*** Kaynak metin ***

Cuma , 29 Mart 2024

Gezgin Önsözler : 81.Sayı

gezgin-dergi-onsozler-81

Hadi ben bensiz geleyim / hadi sen sensiz gel / Hz. Mevlana

 

 

 

Yazı: Halit Ömer Camcı

 

Eski sanatçıların imza atmama geleneği ne güzeldir.

 

Minyatür tarihimizin en gizemli isimlerinden Mehmet Siyahkalem’in gerçekte kim olduğu, hangi yüzyılda yaşadığı, nereli olduğu bilinmez. Hakkında çok sözler, çok söylentiler dolaşır ama ‘kafa kağıdı’, ana babası, çoluk çocuğu bilinmez. Birer başyapıt olan eserlerinde yer alan imzanın onun imzası olamayacağı belirtilir. Hatta adının bile daha sonradan eserlerini bir bütün’ün içinde tutabilmek için başkalarının koyduğunu düşünen çok araştırmacı vardır.

*** Kayıtlı satırlar ***

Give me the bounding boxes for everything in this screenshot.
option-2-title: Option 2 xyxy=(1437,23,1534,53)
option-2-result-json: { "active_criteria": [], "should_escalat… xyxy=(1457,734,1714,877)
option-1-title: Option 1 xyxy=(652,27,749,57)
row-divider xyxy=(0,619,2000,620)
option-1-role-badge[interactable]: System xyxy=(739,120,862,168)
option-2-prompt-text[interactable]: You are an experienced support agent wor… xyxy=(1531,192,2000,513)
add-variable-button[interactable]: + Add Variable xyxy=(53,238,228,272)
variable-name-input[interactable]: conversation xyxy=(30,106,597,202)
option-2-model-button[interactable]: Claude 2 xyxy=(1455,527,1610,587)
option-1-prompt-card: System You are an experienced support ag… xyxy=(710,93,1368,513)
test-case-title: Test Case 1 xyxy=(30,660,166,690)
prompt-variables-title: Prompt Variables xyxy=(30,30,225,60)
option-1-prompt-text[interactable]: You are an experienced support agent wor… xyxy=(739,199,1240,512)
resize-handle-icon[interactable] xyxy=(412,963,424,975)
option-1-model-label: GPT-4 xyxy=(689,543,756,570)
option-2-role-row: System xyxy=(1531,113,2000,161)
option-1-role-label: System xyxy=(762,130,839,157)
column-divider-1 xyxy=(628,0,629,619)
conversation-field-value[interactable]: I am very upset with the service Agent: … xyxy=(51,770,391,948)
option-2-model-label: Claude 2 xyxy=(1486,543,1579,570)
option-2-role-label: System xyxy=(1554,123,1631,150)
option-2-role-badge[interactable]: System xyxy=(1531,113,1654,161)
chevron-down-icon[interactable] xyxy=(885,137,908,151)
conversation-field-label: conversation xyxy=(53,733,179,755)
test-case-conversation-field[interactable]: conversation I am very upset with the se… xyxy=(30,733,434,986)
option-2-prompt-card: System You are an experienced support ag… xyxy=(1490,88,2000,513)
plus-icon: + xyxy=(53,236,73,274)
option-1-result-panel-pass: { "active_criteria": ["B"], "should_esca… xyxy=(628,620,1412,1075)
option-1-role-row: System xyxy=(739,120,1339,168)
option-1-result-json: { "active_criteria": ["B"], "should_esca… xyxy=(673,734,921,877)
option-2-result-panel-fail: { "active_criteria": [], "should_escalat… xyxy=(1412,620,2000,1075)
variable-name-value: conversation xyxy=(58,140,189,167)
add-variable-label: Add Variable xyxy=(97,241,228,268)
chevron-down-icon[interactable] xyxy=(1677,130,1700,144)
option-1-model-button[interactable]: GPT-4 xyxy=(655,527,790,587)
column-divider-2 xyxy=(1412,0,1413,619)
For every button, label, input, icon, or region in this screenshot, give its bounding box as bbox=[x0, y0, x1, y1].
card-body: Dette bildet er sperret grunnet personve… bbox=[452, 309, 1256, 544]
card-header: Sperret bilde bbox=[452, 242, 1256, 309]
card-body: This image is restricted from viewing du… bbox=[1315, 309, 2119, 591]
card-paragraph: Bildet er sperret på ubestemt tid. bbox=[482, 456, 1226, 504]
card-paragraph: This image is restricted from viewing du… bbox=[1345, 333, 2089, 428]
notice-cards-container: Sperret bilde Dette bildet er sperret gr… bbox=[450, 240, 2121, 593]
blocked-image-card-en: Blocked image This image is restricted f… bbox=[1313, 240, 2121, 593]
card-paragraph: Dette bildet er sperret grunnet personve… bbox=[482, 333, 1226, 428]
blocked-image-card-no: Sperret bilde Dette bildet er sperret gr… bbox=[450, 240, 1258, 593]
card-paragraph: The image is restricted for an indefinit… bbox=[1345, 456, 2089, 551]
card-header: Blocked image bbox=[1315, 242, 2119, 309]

***

• [Yapmanız gereken] Önsözde "Minyatür tarihimizin en" sözleriyle başlayıp "çok araştırmacı vardır." sözlerine kadar inen bölümün tamamını hiç değiştirmeden yineleyin. Öğeler başka bir kaynaktan alınmıştır.

• [Alıştırma çıktısı]
Minyatür tarihimizin en gizemli isimlerinden Mehmet Siyahkalem’in gerçekte kim olduğu, hangi yüzyılda yaşadığı, nereli olduğu bilinmez. Hakkında çok sözler, çok söylentiler dolaşır ama ‘kafa kağıdı’, ana babası, çoluk çocuğu bilinmez. Birer başyapıt olan eserlerinde yer alan imzanın onun imzası olamayacağı belirtilir. Hatta adının bile daha sonradan eserlerini bir bütün’ün içinde tutabilmek için başkalarının koyduğunu düşünen çok araştırmacı vardır.